**Stated task**.
Copy out the listing exactly.

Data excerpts

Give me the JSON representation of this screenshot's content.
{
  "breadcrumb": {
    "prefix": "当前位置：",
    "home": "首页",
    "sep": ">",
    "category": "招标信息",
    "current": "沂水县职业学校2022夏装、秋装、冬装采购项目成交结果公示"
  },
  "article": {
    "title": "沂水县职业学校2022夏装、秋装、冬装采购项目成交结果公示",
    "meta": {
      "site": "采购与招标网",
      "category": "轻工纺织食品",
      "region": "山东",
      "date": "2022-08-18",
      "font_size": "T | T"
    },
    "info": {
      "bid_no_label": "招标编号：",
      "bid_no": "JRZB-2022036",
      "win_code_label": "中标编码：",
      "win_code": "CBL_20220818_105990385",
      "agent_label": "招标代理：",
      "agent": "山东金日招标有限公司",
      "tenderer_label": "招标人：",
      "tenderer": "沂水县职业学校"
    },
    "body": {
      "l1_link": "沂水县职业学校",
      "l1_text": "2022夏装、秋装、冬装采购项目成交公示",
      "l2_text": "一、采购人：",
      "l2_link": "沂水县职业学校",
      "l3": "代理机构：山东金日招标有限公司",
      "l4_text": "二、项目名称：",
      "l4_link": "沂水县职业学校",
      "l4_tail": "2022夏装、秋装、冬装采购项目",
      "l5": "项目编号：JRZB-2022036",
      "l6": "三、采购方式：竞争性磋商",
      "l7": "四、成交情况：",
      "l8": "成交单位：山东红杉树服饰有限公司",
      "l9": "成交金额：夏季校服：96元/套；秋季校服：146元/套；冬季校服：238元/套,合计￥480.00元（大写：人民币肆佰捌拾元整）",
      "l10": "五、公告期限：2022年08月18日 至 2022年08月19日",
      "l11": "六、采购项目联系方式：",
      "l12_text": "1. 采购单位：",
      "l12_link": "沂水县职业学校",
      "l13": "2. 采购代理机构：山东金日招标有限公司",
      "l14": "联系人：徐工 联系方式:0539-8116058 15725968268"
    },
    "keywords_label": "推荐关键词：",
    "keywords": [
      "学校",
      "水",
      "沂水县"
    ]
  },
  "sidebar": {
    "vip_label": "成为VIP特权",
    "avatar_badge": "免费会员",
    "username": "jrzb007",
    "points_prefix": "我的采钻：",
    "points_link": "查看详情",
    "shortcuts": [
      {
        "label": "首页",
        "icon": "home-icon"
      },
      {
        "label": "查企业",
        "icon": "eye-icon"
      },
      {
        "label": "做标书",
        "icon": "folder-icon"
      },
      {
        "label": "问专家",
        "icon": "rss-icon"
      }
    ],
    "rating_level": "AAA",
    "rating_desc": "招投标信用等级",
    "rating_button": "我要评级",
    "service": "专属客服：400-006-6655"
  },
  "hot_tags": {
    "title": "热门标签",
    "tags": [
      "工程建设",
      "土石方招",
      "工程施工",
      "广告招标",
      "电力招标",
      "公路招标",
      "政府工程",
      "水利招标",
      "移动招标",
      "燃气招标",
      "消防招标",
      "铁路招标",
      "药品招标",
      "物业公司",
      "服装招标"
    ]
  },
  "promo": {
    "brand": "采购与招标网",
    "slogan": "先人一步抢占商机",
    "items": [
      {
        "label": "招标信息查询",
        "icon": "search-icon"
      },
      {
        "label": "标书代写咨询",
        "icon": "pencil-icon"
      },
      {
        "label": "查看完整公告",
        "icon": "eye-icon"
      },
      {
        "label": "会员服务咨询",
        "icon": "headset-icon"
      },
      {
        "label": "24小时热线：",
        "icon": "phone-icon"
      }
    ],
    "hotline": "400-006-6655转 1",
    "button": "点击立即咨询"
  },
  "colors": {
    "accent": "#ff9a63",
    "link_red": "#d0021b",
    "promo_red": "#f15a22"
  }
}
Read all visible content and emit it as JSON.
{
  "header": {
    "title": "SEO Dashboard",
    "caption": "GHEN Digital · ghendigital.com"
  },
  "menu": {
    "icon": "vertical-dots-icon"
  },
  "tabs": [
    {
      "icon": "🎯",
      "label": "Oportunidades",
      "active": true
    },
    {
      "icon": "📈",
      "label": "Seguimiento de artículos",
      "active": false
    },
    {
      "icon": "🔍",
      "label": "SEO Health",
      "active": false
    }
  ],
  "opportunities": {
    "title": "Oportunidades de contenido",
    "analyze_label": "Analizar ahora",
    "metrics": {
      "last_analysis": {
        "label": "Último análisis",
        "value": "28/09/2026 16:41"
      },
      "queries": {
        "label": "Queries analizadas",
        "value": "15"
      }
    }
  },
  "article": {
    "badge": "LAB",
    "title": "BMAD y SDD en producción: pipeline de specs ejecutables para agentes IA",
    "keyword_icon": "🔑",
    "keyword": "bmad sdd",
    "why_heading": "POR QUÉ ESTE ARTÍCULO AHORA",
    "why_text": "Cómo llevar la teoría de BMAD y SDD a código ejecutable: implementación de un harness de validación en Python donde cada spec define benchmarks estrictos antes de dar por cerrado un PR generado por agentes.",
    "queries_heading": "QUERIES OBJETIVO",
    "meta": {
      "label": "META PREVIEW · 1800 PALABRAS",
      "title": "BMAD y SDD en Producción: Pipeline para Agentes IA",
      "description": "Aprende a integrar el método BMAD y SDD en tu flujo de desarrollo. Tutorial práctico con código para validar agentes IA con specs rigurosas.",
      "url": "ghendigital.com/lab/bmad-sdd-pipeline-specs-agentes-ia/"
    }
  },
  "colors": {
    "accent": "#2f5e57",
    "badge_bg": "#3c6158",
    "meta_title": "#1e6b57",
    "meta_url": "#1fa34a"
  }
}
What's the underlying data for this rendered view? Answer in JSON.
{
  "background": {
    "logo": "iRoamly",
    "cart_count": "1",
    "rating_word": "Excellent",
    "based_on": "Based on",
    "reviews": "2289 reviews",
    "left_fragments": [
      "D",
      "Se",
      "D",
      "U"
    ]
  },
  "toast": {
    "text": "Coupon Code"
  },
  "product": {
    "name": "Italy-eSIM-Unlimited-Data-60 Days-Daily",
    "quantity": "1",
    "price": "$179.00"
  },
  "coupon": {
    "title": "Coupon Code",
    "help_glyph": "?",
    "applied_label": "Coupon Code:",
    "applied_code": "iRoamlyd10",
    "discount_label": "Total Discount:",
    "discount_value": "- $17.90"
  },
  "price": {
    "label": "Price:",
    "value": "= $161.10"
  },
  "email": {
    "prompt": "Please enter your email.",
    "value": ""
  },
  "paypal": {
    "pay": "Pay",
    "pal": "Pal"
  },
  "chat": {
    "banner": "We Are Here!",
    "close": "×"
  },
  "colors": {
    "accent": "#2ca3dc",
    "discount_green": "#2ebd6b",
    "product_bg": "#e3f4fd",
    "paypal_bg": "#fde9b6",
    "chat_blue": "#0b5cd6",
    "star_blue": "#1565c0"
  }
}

**Answer to the problem**.
Give me the JSON representation of this screenshot's content.
{
  "breadcrumb": {
    "prefix": "当前位置：",
    "home": "首页",
    "sep": ">",
    "category": "招标信息",
    "current": "沂水县职业学校2022夏装、秋装、冬装采购项目成交结果公示"
  },
  "article": {
    "title": "沂水县职业学校2022夏装、秋装、冬装采购项目成交结果公示",
    "meta": {
      "site": "采购与招标网",
      "category": "轻工纺织食品",
      "region": "山东",
      "date": "2022-08-18",
      "font_size": "T | T"
    },
    "info": {
      "bid_no_label": "招标编号：",
      "bid_no": "JRZB-2022036",
      "win_code_label": "中标编码：",
      "win_code": "CBL_20220818_105990385",
      "agent_label": "招标代理：",
      "agent": "山东金日招标有限公司",
      "tenderer_label": "招标人：",
      "tenderer": "沂水县职业学校"
    },
    "body": {
      "l1_link": "沂水县职业学校",
      "l1_text": "2022夏装、秋装、冬装采购项目成交公示",
      "l2_text": "一、采购人：",
      "l2_link": "沂水县职业学校",
      "l3": "代理机构：山东金日招标有限公司",
      "l4_text": "二、项目名称：",
      "l4_link": "沂水县职业学校",
      "l4_tail": "2022夏装、秋装、冬装采购项目",
      "l5": "项目编号：JRZB-2022036",
      "l6": "三、采购方式：竞争性磋商",
      "l7": "四、成交情况：",
      "l8": "成交单位：山东红杉树服饰有限公司",
      "l9": "成交金额：夏季校服：96元/套；秋季校服：146元/套；冬季校服：238元/套,合计￥480.00元（大写：人民币肆佰捌拾元整）",
      "l10": "五、公告期限：2022年08月18日 至 2022年08月19日",
      "l11": "六、采购项目联系方式：",
      "l12_text": "1. 采购单位：",
      "l12_link": "沂水县职业学校",
      "l13": "2. 采购代理机构：山东金日招标有限公司",
      "l14": "联系人：徐工 联系方式:0539-8116058 15725968268"
    },
    "keywords_label": "推荐关键词：",
    "keywords": [
      "学校",
      "水",
      "沂水县"
    ]
  },
  "sidebar": {
    "vip_label": "成为VIP特权",
    "avatar_badge": "免费会员",
    "username": "jrzb007",
    "points_prefix": "我的采钻：",
    "points_link": "查看详情",
    "shortcuts": [
      {
        "label": "首页",
        "icon": "home-icon"
      },
      {
        "label": "查企业",
        "icon": "eye-icon"
      },
      {
        "label": "做标书",
        "icon": "folder-icon"
      },
      {
        "label": "问专家",
        "icon": "rss-icon"
      }
    ],
    "rating_level": "AAA",
    "rating_desc": "招投标信用等级",
    "rating_button": "我要评级",
    "service": "专属客服：400-006-6655"
  },
  "hot_tags": {
    "title": "热门标签",
    "tags": [
      "工程建设",
      "土石方招",
      "工程施工",
      "广告招标",
      "电力招标",
      "公路招标",
      "政府工程",
      "水利招标",
      "移动招标",
      "燃气招标",
      "消防招标",
      "铁路招标",
      "药品招标",
      "物业公司",
      "服装招标"
    ]
  },
  "promo": {
    "brand": "采购与招标网",
    "slogan": "先人一步抢占商机",
    "items": [
      {
        "label": "招标信息查询",
        "icon": "search-icon"
      },
      {
        "label": "标书代写咨询",
        "icon": "pencil-icon"
      },
      {
        "label": "查看完整公告",
        "icon": "eye-icon"
      },
      {
        "label": "会员服务咨询",
        "icon": "headset-icon"
      },
      {
        "label": "24小时热线：",
        "icon": "phone-icon"
      }
    ],
    "hotline": "400-006-6655转 1",
    "button": "点击立即咨询"
  },
  "colors": {
    "accent": "#ff9a63",
    "link_red": "#d0021b",
    "promo_red": "#f15a22"
  }
}
Read all visible content and emit it as JSON.
{
  "header": {
    "title": "SEO Dashboard",
    "caption": "GHEN Digital · ghendigital.com"
  },
  "menu": {
    "icon": "vertical-dots-icon"
  },
  "tabs": [
    {
      "icon": "🎯",
      "label": "Oportunidades",
      "active": true
    },
    {
      "icon": "📈",
      "label": "Seguimiento de artículos",
      "active": false
    },
    {
      "icon": "🔍",
      "label": "SEO Health",
      "active": false
    }
  ],
  "opportunities": {
    "title": "Oportunidades de contenido",
    "analyze_label": "Analizar ahora",
    "metrics": {
      "last_analysis": {
        "label": "Último análisis",
        "value": "28/09/2026 16:41"
      },
      "queries": {
        "label": "Queries analizadas",
        "value": "15"
      }
    }
  },
  "article": {
    "badge": "LAB",
    "title": "BMAD y SDD en producción: pipeline de specs ejecutables para agentes IA",
    "keyword_icon": "🔑",
    "keyword": "bmad sdd",
    "why_heading": "POR QUÉ ESTE ARTÍCULO AHORA",
    "why_text": "Cómo llevar la teoría de BMAD y SDD a código ejecutable: implementación de un harness de validación en Python donde cada spec define benchmarks estrictos antes de dar por cerrado un PR generado por agentes.",
    "queries_heading": "QUERIES OBJETIVO",
    "meta": {
      "label": "META PREVIEW · 1800 PALABRAS",
      "title": "BMAD y SDD en Producción: Pipeline para Agentes IA",
      "description": "Aprende a integrar el método BMAD y SDD en tu flujo de desarrollo. Tutorial práctico con código para validar agentes IA con specs rigurosas.",
      "url": "ghendigital.com/lab/bmad-sdd-pipeline-specs-agentes-ia/"
    }
  },
  "colors": {
    "accent": "#2f5e57",
    "badge_bg": "#3c6158",
    "meta_title": "#1e6b57",
    "meta_url": "#1fa34a"
  }
}
What's the underlying data for this rendered view? Answer in JSON.
{
  "background": {
    "logo": "iRoamly",
    "cart_count": "1",
    "rating_word": "Excellent",
    "based_on": "Based on",
    "reviews": "2289 reviews",
    "left_fragments": [
      "D",
      "Se",
      "D",
      "U"
    ]
  },
  "toast": {
    "text": "Coupon Code"
  },
  "product": {
    "name": "Italy-eSIM-Unlimited-Data-60 Days-Daily",
    "quantity": "1",
    "price": "$179.00"
  },
  "coupon": {
    "title": "Coupon Code",
    "help_glyph": "?",
    "applied_label": "Coupon Code:",
    "applied_code": "iRoamlyd10",
    "discount_label": "Total Discount:",
    "discount_value": "- $17.90"
  },
  "price": {
    "label": "Price:",
    "value": "= $161.10"
  },
  "email": {
    "prompt": "Please enter your email.",
    "value": ""
  },
  "paypal": {
    "pay": "Pay",
    "pal": "Pal"
  },
  "chat": {
    "banner": "We Are Here!",
    "close": "×"
  },
  "colors": {
    "accent": "#2ca3dc",
    "discount_green": "#2ebd6b",
    "product_bg": "#e3f4fd",
    "paypal_bg": "#fde9b6",
    "chat_blue": "#0b5cd6",
    "star_blue": "#1565c0"
  }
}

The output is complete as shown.